Write out every entry exactly as it appears.

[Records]
***

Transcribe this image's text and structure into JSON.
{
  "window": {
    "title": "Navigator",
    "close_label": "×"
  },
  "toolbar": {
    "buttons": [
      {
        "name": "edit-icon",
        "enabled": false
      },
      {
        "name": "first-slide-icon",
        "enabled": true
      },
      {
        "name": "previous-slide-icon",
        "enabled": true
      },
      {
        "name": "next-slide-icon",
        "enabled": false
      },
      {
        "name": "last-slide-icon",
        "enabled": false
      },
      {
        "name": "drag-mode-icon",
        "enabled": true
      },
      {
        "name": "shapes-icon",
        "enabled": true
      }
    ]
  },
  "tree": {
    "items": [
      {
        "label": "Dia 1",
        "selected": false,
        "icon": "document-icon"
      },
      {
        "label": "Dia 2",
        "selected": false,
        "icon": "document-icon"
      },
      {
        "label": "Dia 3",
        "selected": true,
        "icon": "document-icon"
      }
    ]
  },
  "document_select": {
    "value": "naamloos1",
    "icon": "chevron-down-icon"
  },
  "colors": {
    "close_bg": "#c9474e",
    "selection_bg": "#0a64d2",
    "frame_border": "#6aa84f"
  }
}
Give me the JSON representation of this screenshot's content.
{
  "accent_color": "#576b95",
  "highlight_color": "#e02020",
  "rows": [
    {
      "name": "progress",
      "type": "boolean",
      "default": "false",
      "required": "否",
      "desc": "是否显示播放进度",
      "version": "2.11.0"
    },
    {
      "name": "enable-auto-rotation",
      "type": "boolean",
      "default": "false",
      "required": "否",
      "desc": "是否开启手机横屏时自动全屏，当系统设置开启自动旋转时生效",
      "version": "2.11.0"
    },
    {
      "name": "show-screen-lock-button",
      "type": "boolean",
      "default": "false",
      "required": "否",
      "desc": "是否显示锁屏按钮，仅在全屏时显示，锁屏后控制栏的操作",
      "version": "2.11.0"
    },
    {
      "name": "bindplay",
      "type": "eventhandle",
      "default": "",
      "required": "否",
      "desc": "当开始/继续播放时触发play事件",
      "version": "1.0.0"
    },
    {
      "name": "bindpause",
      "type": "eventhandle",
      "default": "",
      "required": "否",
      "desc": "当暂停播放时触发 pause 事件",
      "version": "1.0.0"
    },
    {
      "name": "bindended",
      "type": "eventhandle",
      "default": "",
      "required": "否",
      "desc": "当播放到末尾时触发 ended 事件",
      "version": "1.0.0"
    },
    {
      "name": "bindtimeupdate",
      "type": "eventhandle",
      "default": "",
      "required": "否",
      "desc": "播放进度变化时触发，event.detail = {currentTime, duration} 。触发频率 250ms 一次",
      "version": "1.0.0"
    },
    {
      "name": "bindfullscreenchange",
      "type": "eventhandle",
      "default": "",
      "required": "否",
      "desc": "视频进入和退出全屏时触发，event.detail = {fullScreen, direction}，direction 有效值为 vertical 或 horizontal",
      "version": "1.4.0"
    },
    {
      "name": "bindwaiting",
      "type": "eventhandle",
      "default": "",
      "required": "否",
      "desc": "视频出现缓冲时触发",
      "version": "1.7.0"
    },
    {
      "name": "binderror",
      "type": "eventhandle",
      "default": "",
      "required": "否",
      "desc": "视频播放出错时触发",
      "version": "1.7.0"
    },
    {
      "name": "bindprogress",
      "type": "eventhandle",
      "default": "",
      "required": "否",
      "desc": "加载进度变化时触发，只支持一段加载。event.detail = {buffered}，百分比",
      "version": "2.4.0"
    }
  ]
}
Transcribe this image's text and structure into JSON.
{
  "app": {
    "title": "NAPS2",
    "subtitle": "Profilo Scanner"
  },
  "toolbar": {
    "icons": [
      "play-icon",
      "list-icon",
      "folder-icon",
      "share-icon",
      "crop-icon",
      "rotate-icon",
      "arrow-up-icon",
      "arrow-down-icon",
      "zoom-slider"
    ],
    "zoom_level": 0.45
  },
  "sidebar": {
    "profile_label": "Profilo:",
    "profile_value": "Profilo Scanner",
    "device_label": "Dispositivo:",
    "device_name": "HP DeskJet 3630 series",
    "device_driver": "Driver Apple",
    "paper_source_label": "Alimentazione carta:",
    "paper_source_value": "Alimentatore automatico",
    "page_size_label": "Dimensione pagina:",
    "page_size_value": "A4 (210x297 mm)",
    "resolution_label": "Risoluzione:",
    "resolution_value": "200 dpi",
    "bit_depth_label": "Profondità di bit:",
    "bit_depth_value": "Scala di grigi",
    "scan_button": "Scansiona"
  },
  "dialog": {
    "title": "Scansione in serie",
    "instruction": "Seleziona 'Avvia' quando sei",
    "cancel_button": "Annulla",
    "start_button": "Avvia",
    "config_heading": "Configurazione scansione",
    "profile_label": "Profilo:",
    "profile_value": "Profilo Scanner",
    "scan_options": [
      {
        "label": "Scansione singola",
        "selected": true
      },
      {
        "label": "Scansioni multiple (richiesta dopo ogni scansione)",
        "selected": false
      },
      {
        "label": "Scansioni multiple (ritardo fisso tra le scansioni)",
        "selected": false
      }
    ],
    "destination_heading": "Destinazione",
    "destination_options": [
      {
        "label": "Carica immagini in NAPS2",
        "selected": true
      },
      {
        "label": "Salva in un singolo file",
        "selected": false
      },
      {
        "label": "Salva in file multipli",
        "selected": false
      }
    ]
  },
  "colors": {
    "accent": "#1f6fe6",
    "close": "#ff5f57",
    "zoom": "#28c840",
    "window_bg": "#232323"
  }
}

***

- ANSWER FOR THE TASK -
Transcribe this image's text and structure into JSON.
{
  "window": {
    "title": "Navigator",
    "close_label": "×"
  },
  "toolbar": {
    "buttons": [
      {
        "name": "edit-icon",
        "enabled": false
      },
      {
        "name": "first-slide-icon",
        "enabled": true
      },
      {
        "name": "previous-slide-icon",
        "enabled": true
      },
      {
        "name": "next-slide-icon",
        "enabled": false
      },
      {
        "name": "last-slide-icon",
        "enabled": false
      },
      {
        "name": "drag-mode-icon",
        "enabled": true
      },
      {
        "name": "shapes-icon",
        "enabled": true
      }
    ]
  },
  "tree": {
    "items": [
      {
        "label": "Dia 1",
        "selected": false,
        "icon": "document-icon"
      },
      {
        "label": "Dia 2",
        "selected": false,
        "icon": "document-icon"
      },
      {
        "label": "Dia 3",
        "selected": true,
        "icon": "document-icon"
      }
    ]
  },
  "document_select": {
    "value": "naamloos1",
    "icon": "chevron-down-icon"
  },
  "colors": {
    "close_bg": "#c9474e",
    "selection_bg": "#0a64d2",
    "frame_border": "#6aa84f"
  }
}
Give me the JSON representation of this screenshot's content.
{
  "accent_color": "#576b95",
  "highlight_color": "#e02020",
  "rows": [
    {
      "name": "progress",
      "type": "boolean",
      "default": "false",
      "required": "否",
      "desc": "是否显示播放进度",
      "version": "2.11.0"
    },
    {
      "name": "enable-auto-rotation",
      "type": "boolean",
      "default": "false",
      "required": "否",
      "desc": "是否开启手机横屏时自动全屏，当系统设置开启自动旋转时生效",
      "version": "2.11.0"
    },
    {
      "name": "show-screen-lock-button",
      "type": "boolean",
      "default": "false",
      "required": "否",
      "desc": "是否显示锁屏按钮，仅在全屏时显示，锁屏后控制栏的操作",
      "version": "2.11.0"
    },
    {
      "name": "bindplay",
      "type": "eventhandle",
      "default": "",
      "required": "否",
      "desc": "当开始/继续播放时触发play事件",
      "version": "1.0.0"
    },
    {
      "name": "bindpause",
      "type": "eventhandle",
      "default": "",
      "required": "否",
      "desc": "当暂停播放时触发 pause 事件",
      "version": "1.0.0"
    },
    {
      "name": "bindended",
      "type": "eventhandle",
      "default": "",
      "required": "否",
      "desc": "当播放到末尾时触发 ended 事件",
      "version": "1.0.0"
    },
    {
      "name": "bindtimeupdate",
      "type": "eventhandle",
      "default": "",
      "required": "否",
      "desc": "播放进度变化时触发，event.detail = {currentTime, duration} 。触发频率 250ms 一次",
      "version": "1.0.0"
    },
    {
      "name": "bindfullscreenchange",
      "type": "eventhandle",
      "default": "",
      "required": "否",
      "desc": "视频进入和退出全屏时触发，event.detail = {fullScreen, direction}，direction 有效值为 vertical 或 horizontal",
      "version": "1.4.0"
    },
    {
      "name": "bindwaiting",
      "type": "eventhandle",
      "default": "",
      "required": "否",
      "desc": "视频出现缓冲时触发",
      "version": "1.7.0"
    },
    {
      "name": "binderror",
      "type": "eventhandle",
      "default": "",
      "required": "否",
      "desc": "视频播放出错时触发",
      "version": "1.7.0"
    },
    {
      "name": "bindprogress",
      "type": "eventhandle",
      "default": "",
      "required": "否",
      "desc": "加载进度变化时触发，只支持一段加载。event.detail = {buffered}，百分比",
      "version": "2.4.0"
    }
  ]
}
Transcribe this image's text and structure into JSON.
{
  "app": {
    "title": "NAPS2",
    "subtitle": "Profilo Scanner"
  },
  "toolbar": {
    "icons": [
      "play-icon",
      "list-icon",
      "folder-icon",
      "share-icon",
      "crop-icon",
      "rotate-icon",
      "arrow-up-icon",
      "arrow-down-icon",
      "zoom-slider"
    ],
    "zoom_level": 0.45
  },
  "sidebar": {
    "profile_label": "Profilo:",
    "profile_value": "Profilo Scanner",
    "device_label": "Dispositivo:",
    "device_name": "HP DeskJet 3630 series",
    "device_driver": "Driver Apple",
    "paper_source_label": "Alimentazione carta:",
    "paper_source_value": "Alimentatore automatico",
    "page_size_label": "Dimensione pagina:",
    "page_size_value": "A4 (210x297 mm)",
    "resolution_label": "Risoluzione:",
    "resolution_value": "200 dpi",
    "bit_depth_label": "Profondità di bit:",
    "bit_depth_value": "Scala di grigi",
    "scan_button": "Scansiona"
  },
  "dialog": {
    "title": "Scansione in serie",
    "instruction": "Seleziona 'Avvia' quando sei",
    "cancel_button": "Annulla",
    "start_button": "Avvia",
    "config_heading": "Configurazione scansione",
    "profile_label": "Profilo:",
    "profile_value": "Profilo Scanner",
    "scan_options": [
      {
        "label": "Scansione singola",
        "selected": true
      },
      {
        "label": "Scansioni multiple (richiesta dopo ogni scansione)",
        "selected": false
      },
      {
        "label": "Scansioni multiple (ritardo fisso tra le scansioni)",
        "selected": false
      }
    ],
    "destination_heading": "Destinazione",
    "destination_options": [
      {
        "label": "Carica immagini in NAPS2",
        "selected": true
      },
      {
        "label": "Salva in un singolo file",
        "selected": false
      },
      {
        "label": "Salva in file multipli",
        "selected": false
      }
    ]
  },
  "colors": {
    "accent": "#1f6fe6",
    "close": "#ff5f57",
    "zoom": "#28c840",
    "window_bg": "#232323"
  }
}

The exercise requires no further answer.